[Stored items from a collection]

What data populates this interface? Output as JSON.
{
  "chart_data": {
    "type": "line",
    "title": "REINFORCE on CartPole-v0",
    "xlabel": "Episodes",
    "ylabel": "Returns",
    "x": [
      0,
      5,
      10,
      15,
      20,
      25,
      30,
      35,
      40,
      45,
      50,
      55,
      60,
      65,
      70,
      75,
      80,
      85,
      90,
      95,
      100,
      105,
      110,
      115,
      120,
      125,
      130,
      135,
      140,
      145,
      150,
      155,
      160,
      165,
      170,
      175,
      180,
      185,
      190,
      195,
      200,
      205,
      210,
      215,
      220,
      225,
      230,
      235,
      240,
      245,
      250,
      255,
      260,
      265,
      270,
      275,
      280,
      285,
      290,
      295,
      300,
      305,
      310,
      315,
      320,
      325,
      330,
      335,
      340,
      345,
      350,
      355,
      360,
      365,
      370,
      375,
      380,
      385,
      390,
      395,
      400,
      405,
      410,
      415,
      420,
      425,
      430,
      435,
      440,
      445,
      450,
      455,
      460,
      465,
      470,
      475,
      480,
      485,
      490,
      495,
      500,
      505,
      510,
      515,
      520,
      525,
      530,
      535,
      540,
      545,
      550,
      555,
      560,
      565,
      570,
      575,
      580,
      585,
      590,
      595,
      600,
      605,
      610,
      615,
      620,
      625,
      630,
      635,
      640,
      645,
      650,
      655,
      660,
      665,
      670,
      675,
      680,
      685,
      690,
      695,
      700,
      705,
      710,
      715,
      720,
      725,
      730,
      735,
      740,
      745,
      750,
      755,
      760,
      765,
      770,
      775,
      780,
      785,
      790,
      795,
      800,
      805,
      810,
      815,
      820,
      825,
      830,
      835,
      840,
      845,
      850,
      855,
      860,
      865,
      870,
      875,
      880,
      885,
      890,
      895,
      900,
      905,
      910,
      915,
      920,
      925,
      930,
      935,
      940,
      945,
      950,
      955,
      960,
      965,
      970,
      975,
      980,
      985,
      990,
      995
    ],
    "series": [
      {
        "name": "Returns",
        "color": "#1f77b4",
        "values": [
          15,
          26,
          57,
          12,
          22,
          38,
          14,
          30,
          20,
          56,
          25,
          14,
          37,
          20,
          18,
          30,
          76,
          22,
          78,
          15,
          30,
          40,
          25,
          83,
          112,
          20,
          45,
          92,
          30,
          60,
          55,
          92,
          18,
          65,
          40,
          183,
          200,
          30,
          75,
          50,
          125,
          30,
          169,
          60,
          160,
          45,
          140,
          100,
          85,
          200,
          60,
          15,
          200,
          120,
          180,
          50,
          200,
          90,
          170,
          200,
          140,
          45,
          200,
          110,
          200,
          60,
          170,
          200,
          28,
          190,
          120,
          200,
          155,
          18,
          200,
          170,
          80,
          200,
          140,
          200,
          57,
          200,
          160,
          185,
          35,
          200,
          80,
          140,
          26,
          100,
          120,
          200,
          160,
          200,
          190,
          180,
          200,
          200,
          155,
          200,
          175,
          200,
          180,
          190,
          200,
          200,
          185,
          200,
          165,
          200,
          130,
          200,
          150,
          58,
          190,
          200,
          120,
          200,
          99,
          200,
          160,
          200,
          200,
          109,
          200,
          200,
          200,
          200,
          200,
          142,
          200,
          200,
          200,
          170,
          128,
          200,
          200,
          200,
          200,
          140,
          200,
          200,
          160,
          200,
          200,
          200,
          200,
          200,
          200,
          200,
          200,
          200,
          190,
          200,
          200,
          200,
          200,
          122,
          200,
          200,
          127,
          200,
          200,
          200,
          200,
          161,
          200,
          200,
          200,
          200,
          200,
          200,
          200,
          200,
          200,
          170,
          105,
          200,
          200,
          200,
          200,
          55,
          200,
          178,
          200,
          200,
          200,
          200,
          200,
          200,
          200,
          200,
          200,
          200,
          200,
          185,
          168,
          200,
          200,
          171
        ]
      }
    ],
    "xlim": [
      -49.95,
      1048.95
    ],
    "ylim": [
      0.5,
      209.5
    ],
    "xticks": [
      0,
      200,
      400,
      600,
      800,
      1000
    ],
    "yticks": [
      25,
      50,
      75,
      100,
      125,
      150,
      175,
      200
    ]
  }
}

__Written task__
Could you reproduce every record above exactly as it appears?

__Solution to the problem__
What data populates this interface? Output as JSON.
{
  "chart_data": {
    "type": "line",
    "title": "REINFORCE on CartPole-v0",
    "xlabel": "Episodes",
    "ylabel": "Returns",
    "x": [
      0,
      5,
      10,
      15,
      20,
      25,
      30,
      35,
      40,
      45,
      50,
      55,
      60,
      65,
      70,
      75,
      80,
      85,
      90,
      95,
      100,
      105,
      110,
      115,
      120,
      125,
      130,
      135,
      140,
      145,
      150,
      155,
      160,
      165,
      170,
      175,
      180,
      185,
      190,
      195,
      200,
      205,
      210,
      215,
      220,
      225,
      230,
      235,
      240,
      245,
      250,
      255,
      260,
      265,
      270,
      275,
      280,
      285,
      290,
      295,
      300,
      305,
      310,
      315,
      320,
      325,
      330,
      335,
      340,
      345,
      350,
      355,
      360,
      365,
      370,
      375,
      380,
      385,
      390,
      395,
      400,
      405,
      410,
      415,
      420,
      425,
      430,
      435,
      440,
      445,
      450,
      455,
      460,
      465,
      470,
      475,
      480,
      485,
      490,
      495,
      500,
      505,
      510,
      515,
      520,
      525,
      530,
      535,
      540,
      545,
      550,
      555,
      560,
      565,
      570,
      575,
      580,
      585,
      590,
      595,
      600,
      605,
      610,
      615,
      620,
      625,
      630,
      635,
      640,
      645,
      650,
      655,
      660,
      665,
      670,
      675,
      680,
      685,
      690,
      695,
      700,
      705,
      710,
      715,
      720,
      725,
      730,
      735,
      740,
      745,
      750,
      755,
      760,
      765,
      770,
      775,
      780,
      785,
      790,
      795,
      800,
      805,
      810,
      815,
      820,
      825,
      830,
      835,
      840,
      845,
      850,
      855,
      860,
      865,
      870,
      875,
      880,
      885,
      890,
      895,
      900,
      905,
      910,
      915,
      920,
      925,
      930,
      935,
      940,
      945,
      950,
      955,
      960,
      965,
      970,
      975,
      980,
      985,
      990,
      995
    ],
    "series": [
      {
        "name": "Returns",
        "color": "#1f77b4",
        "values": [
          15,
          26,
          57,
          12,
          22,
          38,
          14,
          30,
          20,
          56,
          25,
          14,
          37,
          20,
          18,
          30,
          76,
          22,
          78,
          15,
          30,
          40,
          25,
          83,
          112,
          20,
          45,
          92,
          30,
          60,
          55,
          92,
          18,
          65,
          40,
          183,
          200,
          30,
          75,
          50,
          125,
          30,
          169,
          60,
          160,
          45,
          140,
          100,
          85,
          200,
          60,
          15,
          200,
          120,
          180,
          50,
          200,
          90,
          170,
          200,
          140,
          45,
          200,
          110,
          200,
          60,
          170,
          200,
          28,
          190,
          120,
          200,
          155,
          18,
          200,
          170,
          80,
          200,
          140,
          200,
          57,
          200,
          160,
          185,
          35,
          200,
          80,
          140,
          26,
          100,
          120,
          200,
          160,
          200,
          190,
          180,
          200,
          200,
          155,
          200,
          175,
          200,
          180,
          190,
          200,
          200,
          185,
          200,
          165,
          200,
          130,
          200,
          150,
          58,
          190,
          200,
          120,
          200,
          99,
          200,
          160,
          200,
          200,
          109,
          200,
          200,
          200,
          200,
          200,
          142,
          200,
          200,
          200,
          170,
          128,
          200,
          200,
          200,
          200,
          140,
          200,
          200,
          160,
          200,
          200,
          200,
          200,
          200,
          200,
          200,
          200,
          200,
          190,
          200,
          200,
          200,
          200,
          122,
          200,
          200,
          127,
          200,
          200,
          200,
          200,
          161,
          200,
          200,
          200,
          200,
          200,
          200,
          200,
          200,
          200,
          170,
          105,
          200,
          200,
          200,
          200,
          55,
          200,
          178,
          200,
          200,
          200,
          200,
          200,
          200,
          200,
          200,
          200,
          200,
          200,
          185,
          168,
          200,
          200,
          171
        ]
      }
    ],
    "xlim": [
      -49.95,
      1048.95
    ],
    "ylim": [
      0.5,
      209.5
    ],
    "xticks": [
      0,
      200,
      400,
      600,
      800,
      1000
    ],
    "yticks": [
      25,
      50,
      75,
      100,
      125,
      150,
      175,
      200
    ]
  }
}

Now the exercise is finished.